[Recorded data]
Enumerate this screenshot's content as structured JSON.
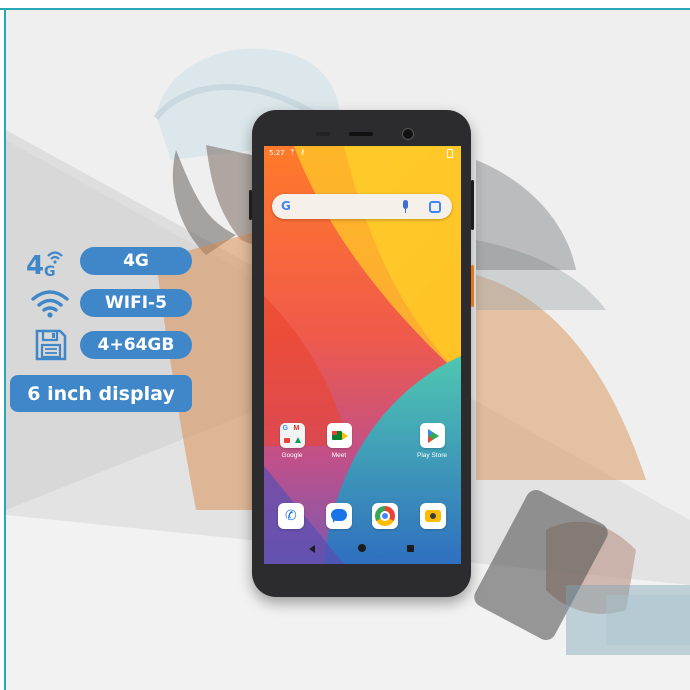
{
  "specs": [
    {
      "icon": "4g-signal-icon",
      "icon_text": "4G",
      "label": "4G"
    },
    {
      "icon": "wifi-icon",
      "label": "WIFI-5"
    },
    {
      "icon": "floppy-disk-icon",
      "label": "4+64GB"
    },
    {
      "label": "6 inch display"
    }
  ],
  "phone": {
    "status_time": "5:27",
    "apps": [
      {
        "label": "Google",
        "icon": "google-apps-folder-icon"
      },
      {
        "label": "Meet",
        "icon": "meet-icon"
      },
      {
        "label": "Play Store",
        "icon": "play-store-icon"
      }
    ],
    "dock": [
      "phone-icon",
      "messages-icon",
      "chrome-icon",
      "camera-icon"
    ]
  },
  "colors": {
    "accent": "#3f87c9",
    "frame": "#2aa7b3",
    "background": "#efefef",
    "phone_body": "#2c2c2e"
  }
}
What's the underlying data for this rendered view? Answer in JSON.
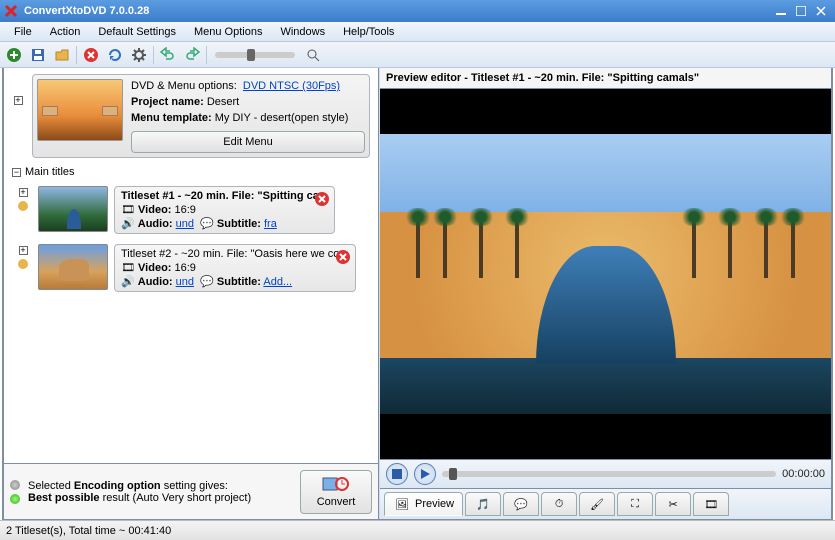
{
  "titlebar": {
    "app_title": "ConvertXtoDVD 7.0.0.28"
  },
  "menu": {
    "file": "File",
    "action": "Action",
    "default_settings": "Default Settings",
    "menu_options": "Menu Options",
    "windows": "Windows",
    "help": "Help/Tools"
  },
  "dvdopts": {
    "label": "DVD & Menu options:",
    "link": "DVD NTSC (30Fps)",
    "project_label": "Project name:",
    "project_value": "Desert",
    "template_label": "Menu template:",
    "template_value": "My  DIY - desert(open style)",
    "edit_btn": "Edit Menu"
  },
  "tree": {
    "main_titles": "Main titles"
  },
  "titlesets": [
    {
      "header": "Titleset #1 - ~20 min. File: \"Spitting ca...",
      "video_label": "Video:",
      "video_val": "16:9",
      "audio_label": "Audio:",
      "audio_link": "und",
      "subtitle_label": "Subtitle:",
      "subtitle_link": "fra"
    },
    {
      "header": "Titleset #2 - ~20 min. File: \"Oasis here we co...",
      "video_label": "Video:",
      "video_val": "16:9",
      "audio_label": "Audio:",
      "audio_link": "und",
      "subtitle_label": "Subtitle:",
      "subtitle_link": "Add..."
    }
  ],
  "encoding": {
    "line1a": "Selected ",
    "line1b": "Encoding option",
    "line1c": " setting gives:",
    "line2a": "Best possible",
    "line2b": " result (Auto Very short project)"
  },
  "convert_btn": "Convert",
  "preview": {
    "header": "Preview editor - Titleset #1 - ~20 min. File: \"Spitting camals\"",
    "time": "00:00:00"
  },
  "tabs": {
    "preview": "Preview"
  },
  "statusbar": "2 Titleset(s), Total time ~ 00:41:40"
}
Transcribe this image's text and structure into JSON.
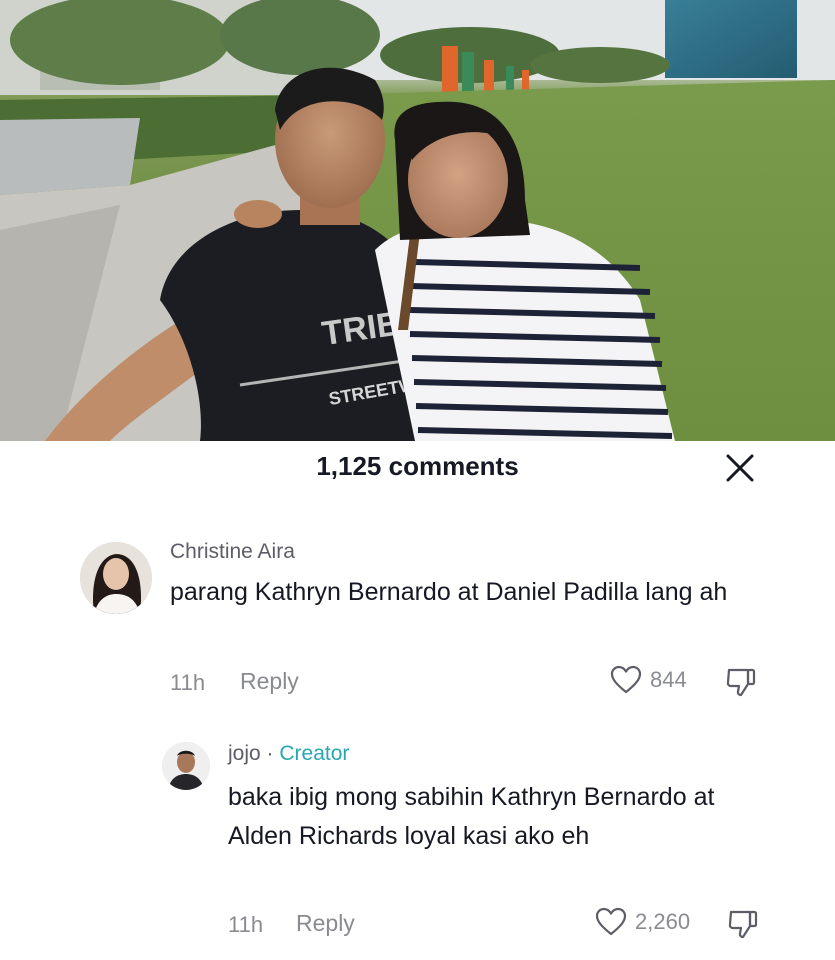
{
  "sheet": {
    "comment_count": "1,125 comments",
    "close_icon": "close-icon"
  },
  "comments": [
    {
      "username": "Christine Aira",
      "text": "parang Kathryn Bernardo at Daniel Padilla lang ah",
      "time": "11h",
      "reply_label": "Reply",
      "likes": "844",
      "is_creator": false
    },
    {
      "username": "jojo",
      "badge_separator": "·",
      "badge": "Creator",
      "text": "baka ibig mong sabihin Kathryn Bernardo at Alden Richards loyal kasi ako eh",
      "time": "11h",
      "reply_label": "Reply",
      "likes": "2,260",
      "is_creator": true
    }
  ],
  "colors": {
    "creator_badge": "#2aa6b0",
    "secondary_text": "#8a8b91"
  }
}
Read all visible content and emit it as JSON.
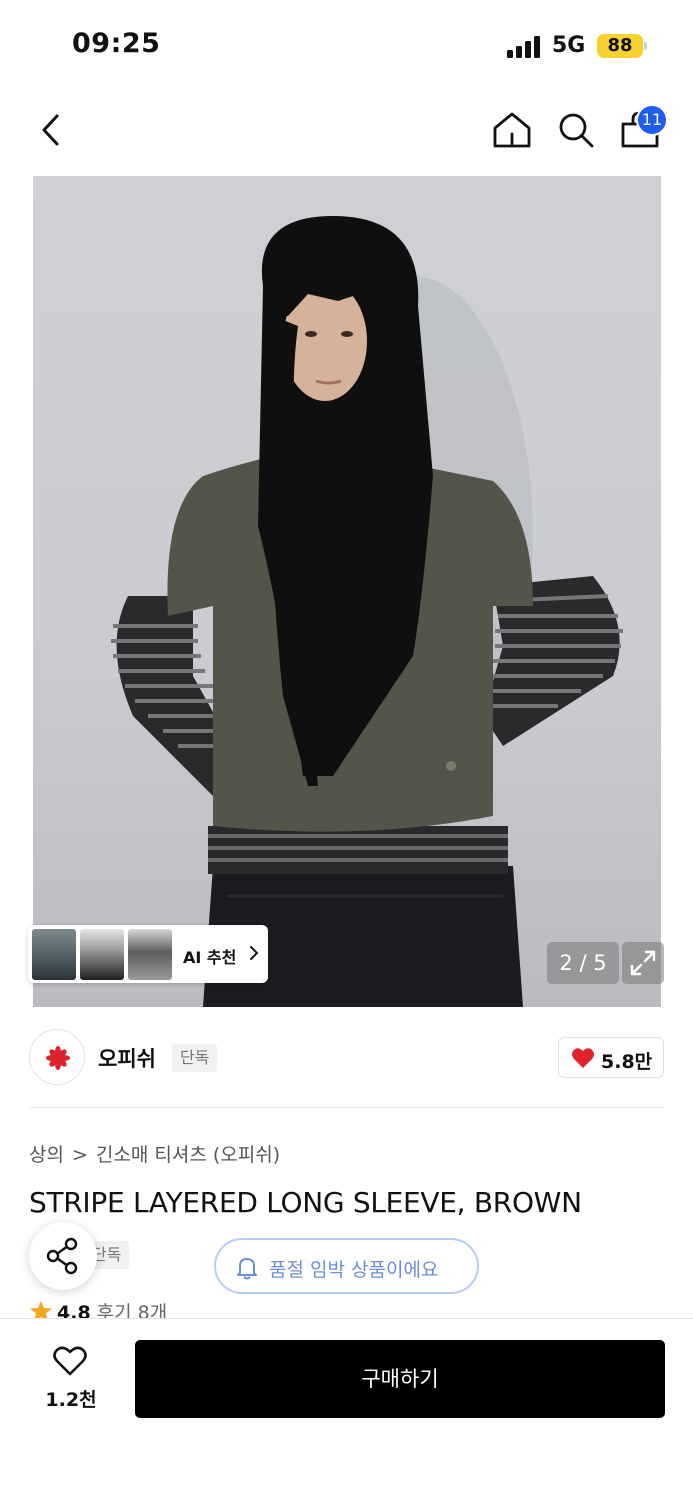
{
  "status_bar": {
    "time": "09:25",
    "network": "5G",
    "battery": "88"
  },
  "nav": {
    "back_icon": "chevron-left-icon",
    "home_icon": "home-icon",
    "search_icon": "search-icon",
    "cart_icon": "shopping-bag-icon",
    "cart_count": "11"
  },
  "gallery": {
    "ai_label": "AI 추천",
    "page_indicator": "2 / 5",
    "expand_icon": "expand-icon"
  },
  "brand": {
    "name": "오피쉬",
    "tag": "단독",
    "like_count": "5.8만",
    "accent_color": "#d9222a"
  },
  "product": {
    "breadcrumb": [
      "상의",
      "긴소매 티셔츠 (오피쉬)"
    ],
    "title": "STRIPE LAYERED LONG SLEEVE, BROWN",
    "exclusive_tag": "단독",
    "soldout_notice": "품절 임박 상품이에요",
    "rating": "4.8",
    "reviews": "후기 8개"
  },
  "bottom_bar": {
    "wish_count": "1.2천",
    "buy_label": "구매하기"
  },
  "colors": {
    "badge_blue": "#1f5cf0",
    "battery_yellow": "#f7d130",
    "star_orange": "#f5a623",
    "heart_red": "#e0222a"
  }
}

TASK INSTRUCTIONS →
Only a number is wanted: how many lines of the material above hold "this"?

EXERCISE RESPONSE →
3